#### Objective:
Without the pictures, copy the entries below word for word.

#### Provided records:
>> Start

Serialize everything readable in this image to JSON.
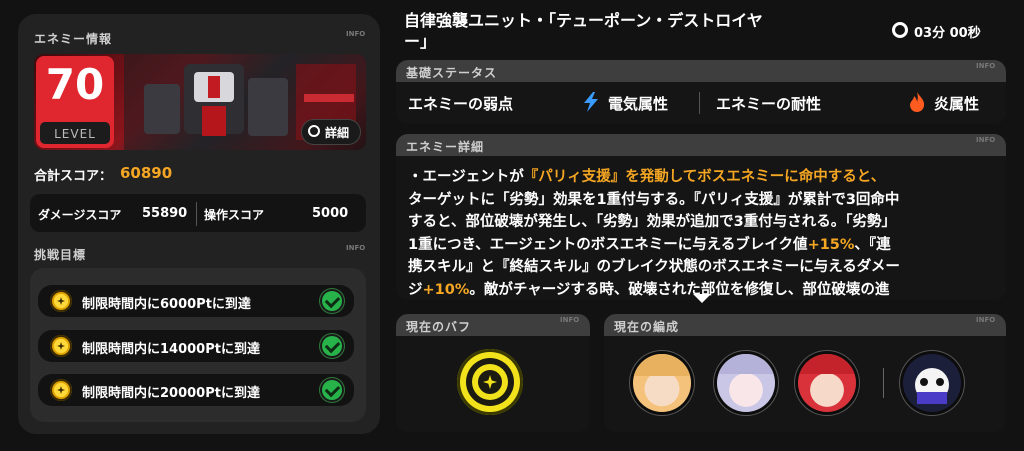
{
  "enemy_info": {
    "section_label": "エネミー情報",
    "info_tag": "INFO",
    "level_value": "70",
    "level_label": "LEVEL",
    "details_button": "詳細"
  },
  "score": {
    "total_label": "合計スコア：",
    "total_value": "60890",
    "damage_label": "ダメージスコア",
    "damage_value": "55890",
    "operation_label": "操作スコア",
    "operation_value": "5000"
  },
  "goals": {
    "section_label": "挑戦目標",
    "info_tag": "INFO",
    "items": [
      {
        "label": "制限時間内に6000Ptに到達"
      },
      {
        "label": "制限時間内に14000Ptに到達"
      },
      {
        "label": "制限時間内に20000Ptに到達"
      }
    ]
  },
  "header": {
    "title_line1": "自律強襲ユニット・「テューポーン・デストロイヤ",
    "title_line2": "ー」",
    "timer": "03分 00秒"
  },
  "basic_status": {
    "section_label": "基礎ステータス",
    "info_tag": "INFO",
    "weakness_label": "エネミーの弱点",
    "weakness_value": "電気属性",
    "resistance_label": "エネミーの耐性",
    "resistance_value": "炎属性",
    "colors": {
      "electric": "#3a9bff",
      "fire": "#ff5a1f"
    }
  },
  "enemy_detail": {
    "section_label": "エネミー詳細",
    "info_tag": "INFO",
    "lines": [
      {
        "a": "・エージェントが",
        "b": "『パリィ支援』を発動してボスエネミーに命中すると、",
        "c": ""
      },
      {
        "a": "ターゲットに「劣勢」効果を1重付与する。『パリィ支援』が累計で3回命中",
        "b": "",
        "c": ""
      },
      {
        "a": "すると、部位破壊が発生し、「劣勢」効果が追加で3重付与される。「劣勢」",
        "b": "",
        "c": ""
      },
      {
        "a": "1重につき、エージェントのボスエネミーに与えるブレイク値",
        "b": "+15%",
        "c": "、『連"
      },
      {
        "a": "携スキル』と『終結スキル』のブレイク状態のボスエネミーに与えるダメー",
        "b": "",
        "c": ""
      },
      {
        "a": "ジ",
        "b": "+10%",
        "c": "。敵がチャージする時、破壊された部位を修復し、部位破壊の進"
      }
    ]
  },
  "buff": {
    "section_label": "現在のバフ",
    "info_tag": "INFO"
  },
  "team": {
    "section_label": "現在の編成",
    "info_tag": "INFO",
    "members": [
      {
        "name": "agent-1",
        "color": "#f4c27a"
      },
      {
        "name": "agent-2",
        "color": "#c9c6e6"
      },
      {
        "name": "agent-3",
        "color": "#d9323a"
      },
      {
        "name": "bangboo",
        "color": "#1c1f3a"
      }
    ]
  }
}
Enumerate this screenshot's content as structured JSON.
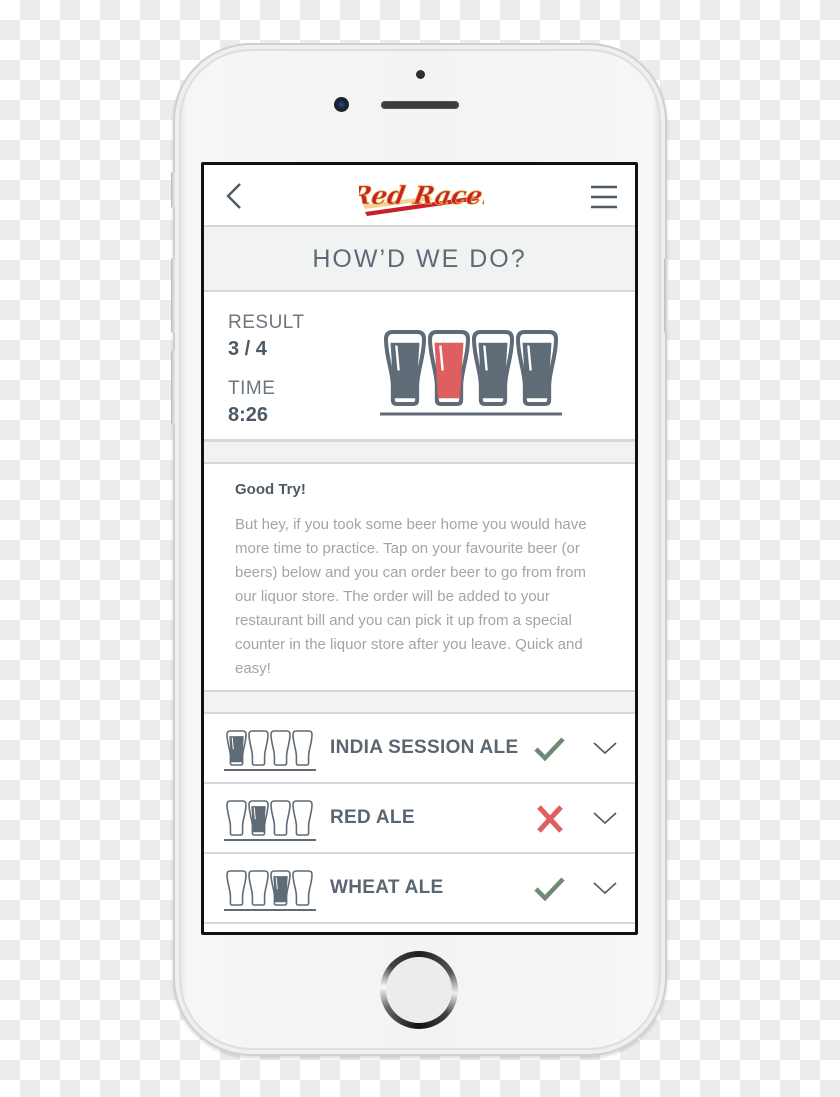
{
  "app": {
    "brand": "Red Racer",
    "brand_colors": {
      "red": "#c8202a",
      "gold": "#e8b84a"
    }
  },
  "header": {
    "back_icon": "chevron-left-icon",
    "menu_icon": "hamburger-menu-icon"
  },
  "page": {
    "title": "HOW’D WE DO?"
  },
  "result": {
    "result_label": "RESULT",
    "result_value": "3 / 4",
    "time_label": "TIME",
    "time_value": "8:26",
    "glasses": [
      {
        "fill": "#5f6b76",
        "correct": true
      },
      {
        "fill": "#de5f5f",
        "correct": false
      },
      {
        "fill": "#5f6b76",
        "correct": true
      },
      {
        "fill": "#5f6b76",
        "correct": true
      }
    ]
  },
  "message": {
    "title": "Good Try!",
    "body": "But hey, if you took some beer home you would have more time to practice. Tap on your favourite beer (or beers) below and you can order beer to go from from our liquor store. The order will be added to your restaurant bill and you can pick it up from a special counter in the liquor store after you leave. Quick and easy!"
  },
  "beers": [
    {
      "name": "INDIA SESSION ALE",
      "position": 1,
      "status": "correct",
      "status_icon": "checkmark-icon"
    },
    {
      "name": "RED ALE",
      "position": 2,
      "status": "incorrect",
      "status_icon": "x-mark-icon"
    },
    {
      "name": "WHEAT ALE",
      "position": 3,
      "status": "correct",
      "status_icon": "checkmark-icon"
    }
  ],
  "colors": {
    "slate": "#5f6b76",
    "correct_green": "#6f8a72",
    "incorrect_red": "#de5f5f",
    "band_gray": "#f1f2f2"
  }
}
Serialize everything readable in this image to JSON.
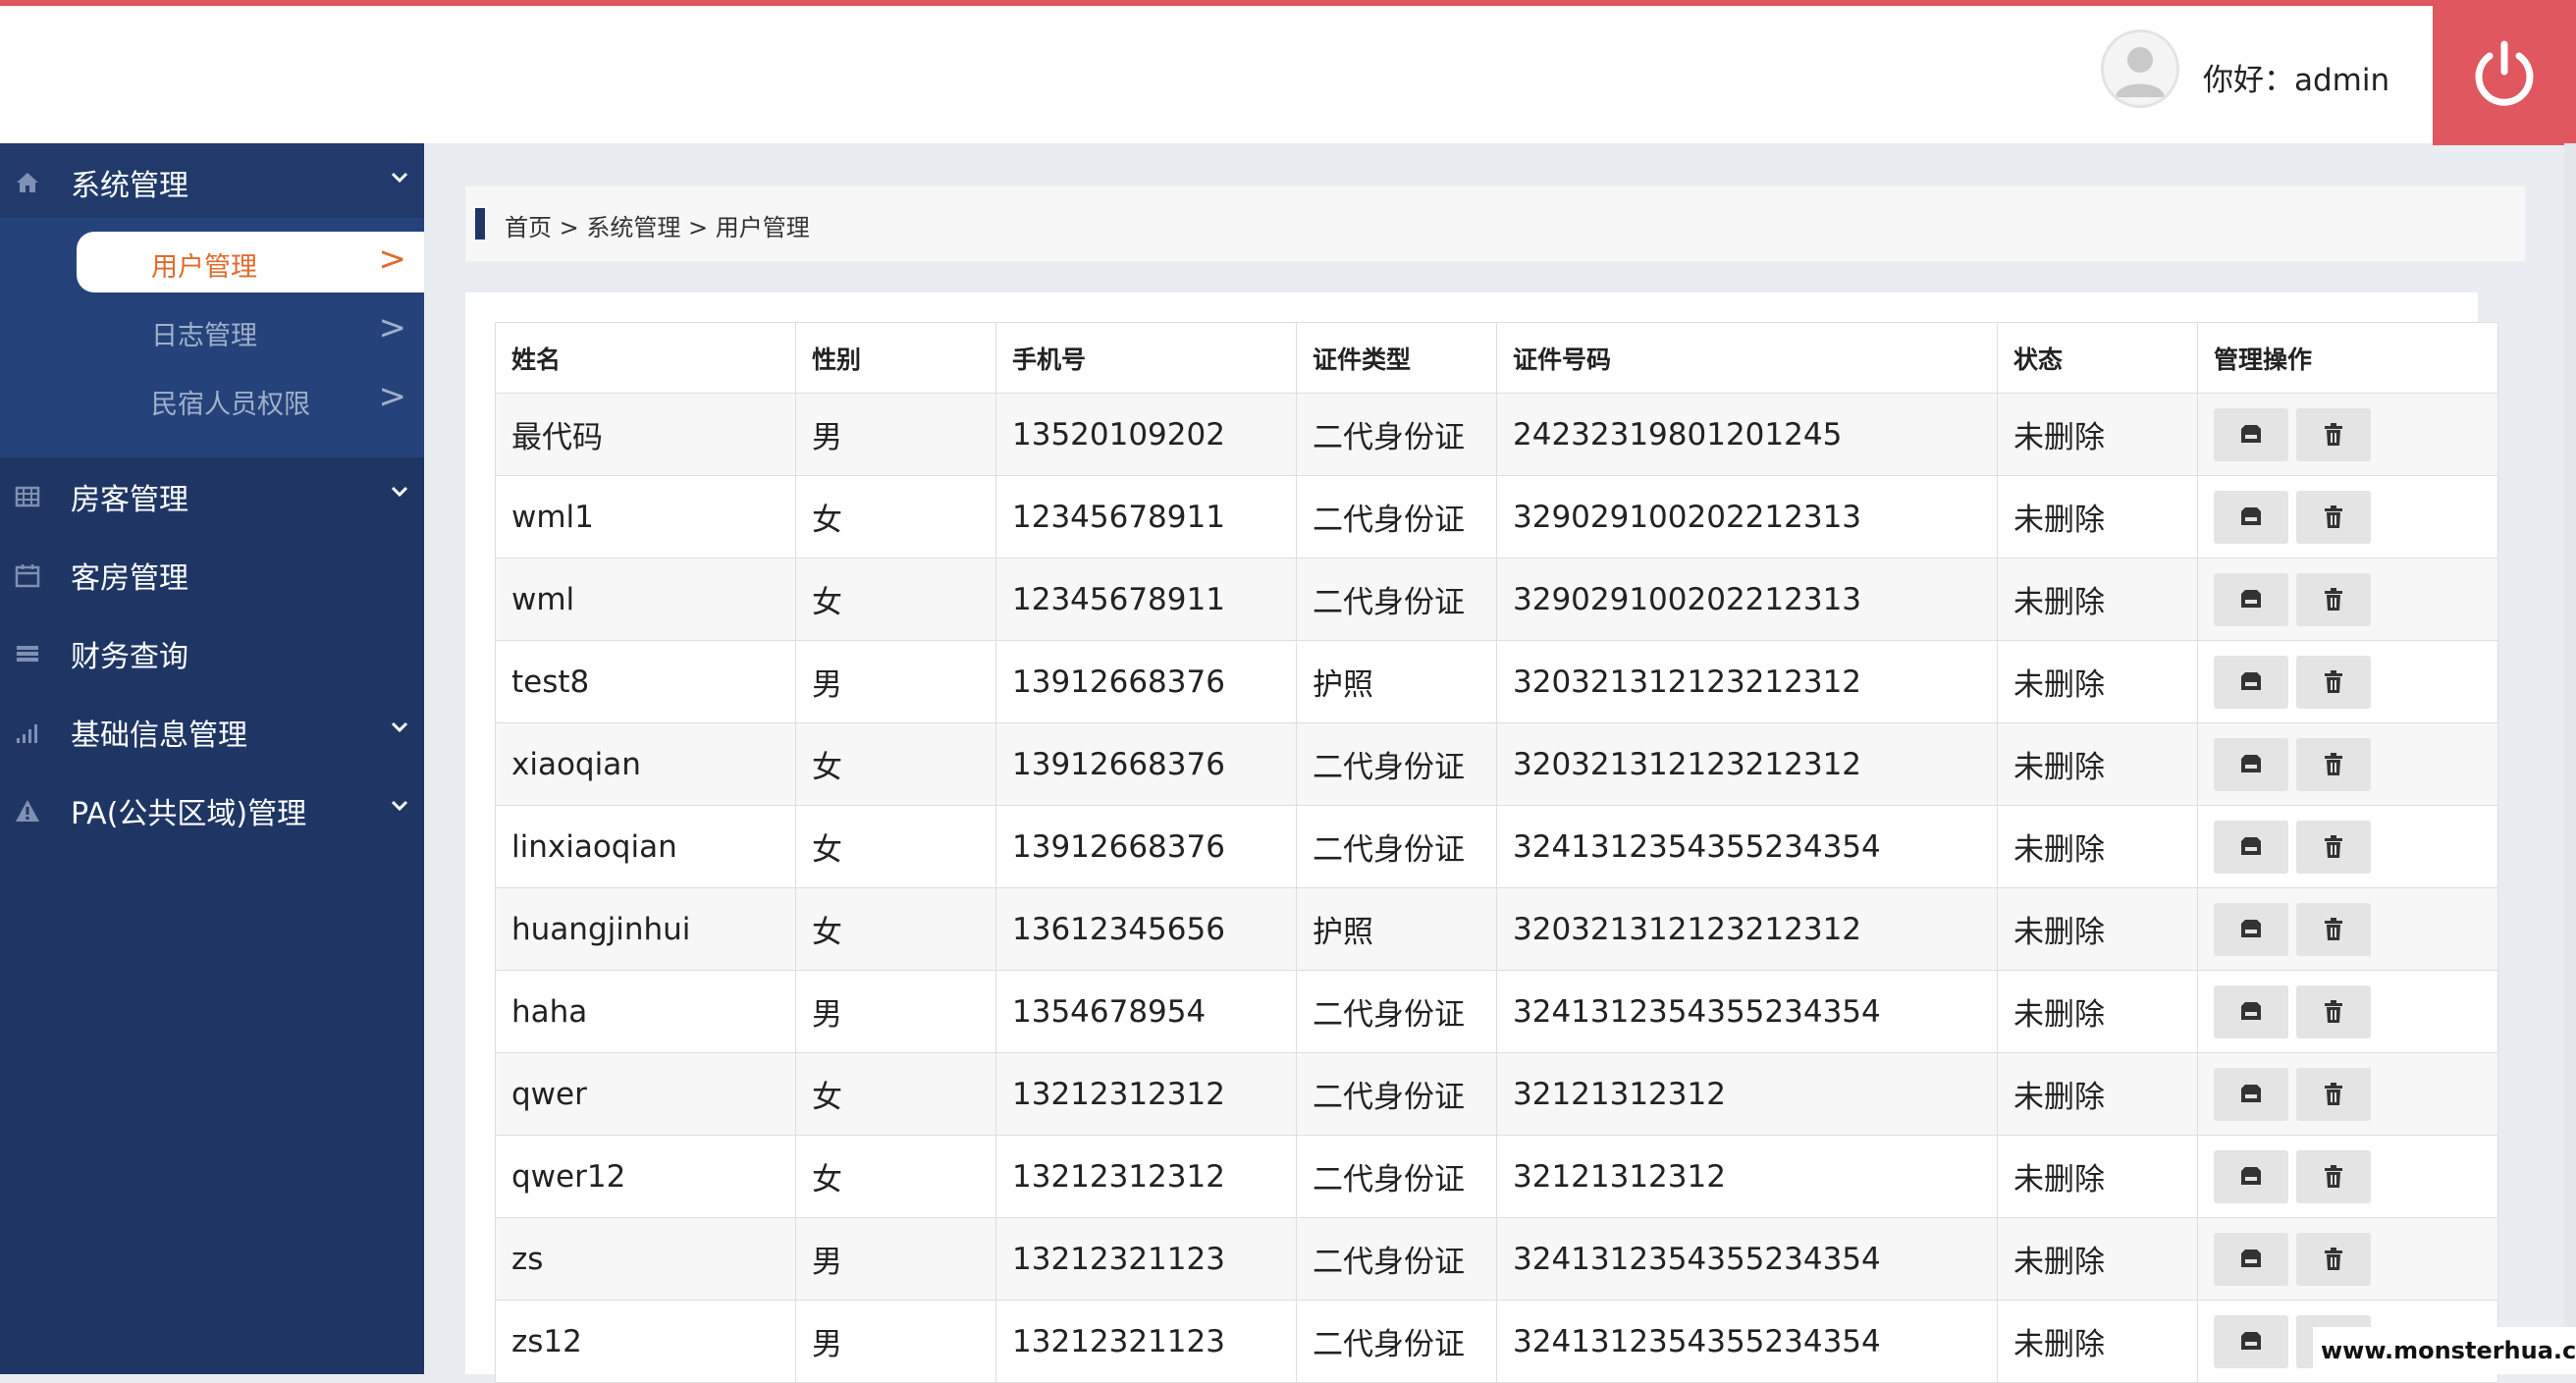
{
  "header": {
    "greeting": "你好：admin"
  },
  "sidebar": {
    "groups": [
      {
        "label": "系统管理",
        "icon": "home-icon",
        "has_chevron": true,
        "expanded": true
      },
      {
        "label": "房客管理",
        "icon": "grid-icon",
        "has_chevron": true
      },
      {
        "label": "客房管理",
        "icon": "calendar-icon",
        "has_chevron": false
      },
      {
        "label": "财务查询",
        "icon": "list-icon",
        "has_chevron": false
      },
      {
        "label": "基础信息管理",
        "icon": "signal-icon",
        "has_chevron": true
      },
      {
        "label": "PA(公共区域)管理",
        "icon": "warning-icon",
        "has_chevron": true
      }
    ],
    "submenu": [
      {
        "label": "用户管理",
        "active": true
      },
      {
        "label": "日志管理",
        "active": false
      },
      {
        "label": "民宿人员权限",
        "active": false
      }
    ],
    "sub_arrow": ">"
  },
  "breadcrumb": {
    "text": "首页 >  系统管理 >  用户管理"
  },
  "table": {
    "headers": [
      "姓名",
      "性别",
      "手机号",
      "证件类型",
      "证件号码",
      "状态",
      "管理操作"
    ],
    "rows": [
      [
        "最代码",
        "男",
        "13520109202",
        "二代身份证",
        "24232319801201245",
        "未删除"
      ],
      [
        "wml1",
        "女",
        "12345678911",
        "二代身份证",
        "329029100202212313",
        "未删除"
      ],
      [
        "wml",
        "女",
        "12345678911",
        "二代身份证",
        "329029100202212313",
        "未删除"
      ],
      [
        "test8",
        "男",
        "13912668376",
        "护照",
        "320321312123212312",
        "未删除"
      ],
      [
        "xiaoqian",
        "女",
        "13912668376",
        "二代身份证",
        "320321312123212312",
        "未删除"
      ],
      [
        "linxiaoqian",
        "女",
        "13912668376",
        "二代身份证",
        "324131235435523435​4",
        "未删除"
      ],
      [
        "huangjinhui",
        "女",
        "13612345656",
        "护照",
        "320321312123212312",
        "未删除"
      ],
      [
        "haha",
        "男",
        "1354678954",
        "二代身份证",
        "3241312354355234354",
        "未删除"
      ],
      [
        "qwer",
        "女",
        "13212312312",
        "二代身份证",
        "32121312312",
        "未删除"
      ],
      [
        "qwer12",
        "女",
        "13212312312",
        "二代身份证",
        "32121312312",
        "未删除"
      ],
      [
        "zs",
        "男",
        "13212321123",
        "二代身份证",
        "3241312354355234354",
        "未删除"
      ],
      [
        "zs12",
        "男",
        "13212321123",
        "二代身份证",
        "3241312354355234354",
        "未删除"
      ]
    ],
    "actions": [
      "edit-icon",
      "trash-icon"
    ]
  },
  "watermark": "www.monsterhua.com",
  "colors": {
    "accent_red": "#e0575f",
    "sidebar_bg": "#1f3665",
    "submenu_bg": "#25437a",
    "active_text": "#e06a2e"
  }
}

>> End

#### Response to the exercise:
Serialize everything readable in this image to JSON.
{
  "enemy_info": {
    "section_label": "エネミー情報",
    "info_tag": "INFO",
    "level_value": "70",
    "level_label": "LEVEL",
    "details_button": "詳細"
  },
  "score": {
    "total_label": "合計スコア：",
    "total_value": "60890",
    "damage_label": "ダメージスコア",
    "damage_value": "55890",
    "operation_label": "操作スコア",
    "operation_value": "5000"
  },
  "goals": {
    "section_label": "挑戦目標",
    "info_tag": "INFO",
    "items": [
      {
        "label": "制限時間内に6000Ptに到達"
      },
      {
        "label": "制限時間内に14000Ptに到達"
      },
      {
        "label": "制限時間内に20000Ptに到達"
      }
    ]
  },
  "header": {
    "title_line1": "自律強襲ユニット・「テューポーン・デストロイヤ",
    "title_line2": "ー」",
    "timer": "03分 00秒"
  },
  "basic_status": {
    "section_label": "基礎ステータス",
    "info_tag": "INFO",
    "weakness_label": "エネミーの弱点",
    "weakness_value": "電気属性",
    "resistance_label": "エネミーの耐性",
    "resistance_value": "炎属性",
    "colors": {
      "electric": "#3a9bff",
      "fire": "#ff5a1f"
    }
  },
  "enemy_detail": {
    "section_label": "エネミー詳細",
    "info_tag": "INFO",
    "lines": [
      {
        "a": "・エージェントが",
        "b": "『パリィ支援』を発動してボスエネミーに命中すると、",
        "c": ""
      },
      {
        "a": "ターゲットに「劣勢」効果を1重付与する。『パリィ支援』が累計で3回命中",
        "b": "",
        "c": ""
      },
      {
        "a": "すると、部位破壊が発生し、「劣勢」効果が追加で3重付与される。「劣勢」",
        "b": "",
        "c": ""
      },
      {
        "a": "1重につき、エージェントのボスエネミーに与えるブレイク値",
        "b": "+15%",
        "c": "、『連"
      },
      {
        "a": "携スキル』と『終結スキル』のブレイク状態のボスエネミーに与えるダメー",
        "b": "",
        "c": ""
      },
      {
        "a": "ジ",
        "b": "+10%",
        "c": "。敵がチャージする時、破壊された部位を修復し、部位破壊の進"
      }
    ]
  },
  "buff": {
    "section_label": "現在のバフ",
    "info_tag": "INFO"
  },
  "team": {
    "section_label": "現在の編成",
    "info_tag": "INFO",
    "members": [
      {
        "name": "agent-1",
        "color": "#f4c27a"
      },
      {
        "name": "agent-2",
        "color": "#c9c6e6"
      },
      {
        "name": "agent-3",
        "color": "#d9323a"
      },
      {
        "name": "bangboo",
        "color": "#1c1f3a"
      }
    ]
  }
}
Enumerate this screenshot's content as structured JSON.
{
  "app": {
    "brand": "Red Racer",
    "brand_colors": {
      "red": "#c8202a",
      "gold": "#e8b84a"
    }
  },
  "header": {
    "back_icon": "chevron-left-icon",
    "menu_icon": "hamburger-menu-icon"
  },
  "page": {
    "title": "HOW’D WE DO?"
  },
  "result": {
    "result_label": "RESULT",
    "result_value": "3 / 4",
    "time_label": "TIME",
    "time_value": "8:26",
    "glasses": [
      {
        "fill": "#5f6b76",
        "correct": true
      },
      {
        "fill": "#de5f5f",
        "correct": false
      },
      {
        "fill": "#5f6b76",
        "correct": true
      },
      {
        "fill": "#5f6b76",
        "correct": true
      }
    ]
  },
  "message": {
    "title": "Good Try!",
    "body": "But hey, if you took some beer home you would have more time to practice. Tap on your favourite beer (or beers) below and you can order beer to go from from our liquor store. The order will be added to your restaurant bill and you can pick it up from a special counter in the liquor store after you leave. Quick and easy!"
  },
  "beers": [
    {
      "name": "INDIA SESSION ALE",
      "position": 1,
      "status": "correct",
      "status_icon": "checkmark-icon"
    },
    {
      "name": "RED ALE",
      "position": 2,
      "status": "incorrect",
      "status_icon": "x-mark-icon"
    },
    {
      "name": "WHEAT ALE",
      "position": 3,
      "status": "correct",
      "status_icon": "checkmark-icon"
    }
  ],
  "colors": {
    "slate": "#5f6b76",
    "correct_green": "#6f8a72",
    "incorrect_red": "#de5f5f",
    "band_gray": "#f1f2f2"
  }
}
Serialize everything readable in this image to JSON.
{
  "header": {
    "greeting": "你好：admin"
  },
  "sidebar": {
    "groups": [
      {
        "label": "系统管理",
        "icon": "home-icon",
        "has_chevron": true,
        "expanded": true
      },
      {
        "label": "房客管理",
        "icon": "grid-icon",
        "has_chevron": true
      },
      {
        "label": "客房管理",
        "icon": "calendar-icon",
        "has_chevron": false
      },
      {
        "label": "财务查询",
        "icon": "list-icon",
        "has_chevron": false
      },
      {
        "label": "基础信息管理",
        "icon": "signal-icon",
        "has_chevron": true
      },
      {
        "label": "PA(公共区域)管理",
        "icon": "warning-icon",
        "has_chevron": true
      }
    ],
    "submenu": [
      {
        "label": "用户管理",
        "active": true
      },
      {
        "label": "日志管理",
        "active": false
      },
      {
        "label": "民宿人员权限",
        "active": false
      }
    ],
    "sub_arrow": ">"
  },
  "breadcrumb": {
    "text": "首页 >  系统管理 >  用户管理"
  },
  "table": {
    "headers": [
      "姓名",
      "性别",
      "手机号",
      "证件类型",
      "证件号码",
      "状态",
      "管理操作"
    ],
    "rows": [
      [
        "最代码",
        "男",
        "13520109202",
        "二代身份证",
        "24232319801201245",
        "未删除"
      ],
      [
        "wml1",
        "女",
        "12345678911",
        "二代身份证",
        "329029100202212313",
        "未删除"
      ],
      [
        "wml",
        "女",
        "12345678911",
        "二代身份证",
        "329029100202212313",
        "未删除"
      ],
      [
        "test8",
        "男",
        "13912668376",
        "护照",
        "320321312123212312",
        "未删除"
      ],
      [
        "xiaoqian",
        "女",
        "13912668376",
        "二代身份证",
        "320321312123212312",
        "未删除"
      ],
      [
        "linxiaoqian",
        "女",
        "13912668376",
        "二代身份证",
        "324131235435523435​4",
        "未删除"
      ],
      [
        "huangjinhui",
        "女",
        "13612345656",
        "护照",
        "320321312123212312",
        "未删除"
      ],
      [
        "haha",
        "男",
        "1354678954",
        "二代身份证",
        "3241312354355234354",
        "未删除"
      ],
      [
        "qwer",
        "女",
        "13212312312",
        "二代身份证",
        "32121312312",
        "未删除"
      ],
      [
        "qwer12",
        "女",
        "13212312312",
        "二代身份证",
        "32121312312",
        "未删除"
      ],
      [
        "zs",
        "男",
        "13212321123",
        "二代身份证",
        "3241312354355234354",
        "未删除"
      ],
      [
        "zs12",
        "男",
        "13212321123",
        "二代身份证",
        "3241312354355234354",
        "未删除"
      ]
    ],
    "actions": [
      "edit-icon",
      "trash-icon"
    ]
  },
  "watermark": "www.monsterhua.com",
  "colors": {
    "accent_red": "#e0575f",
    "sidebar_bg": "#1f3665",
    "submenu_bg": "#25437a",
    "active_text": "#e06a2e"
  }
}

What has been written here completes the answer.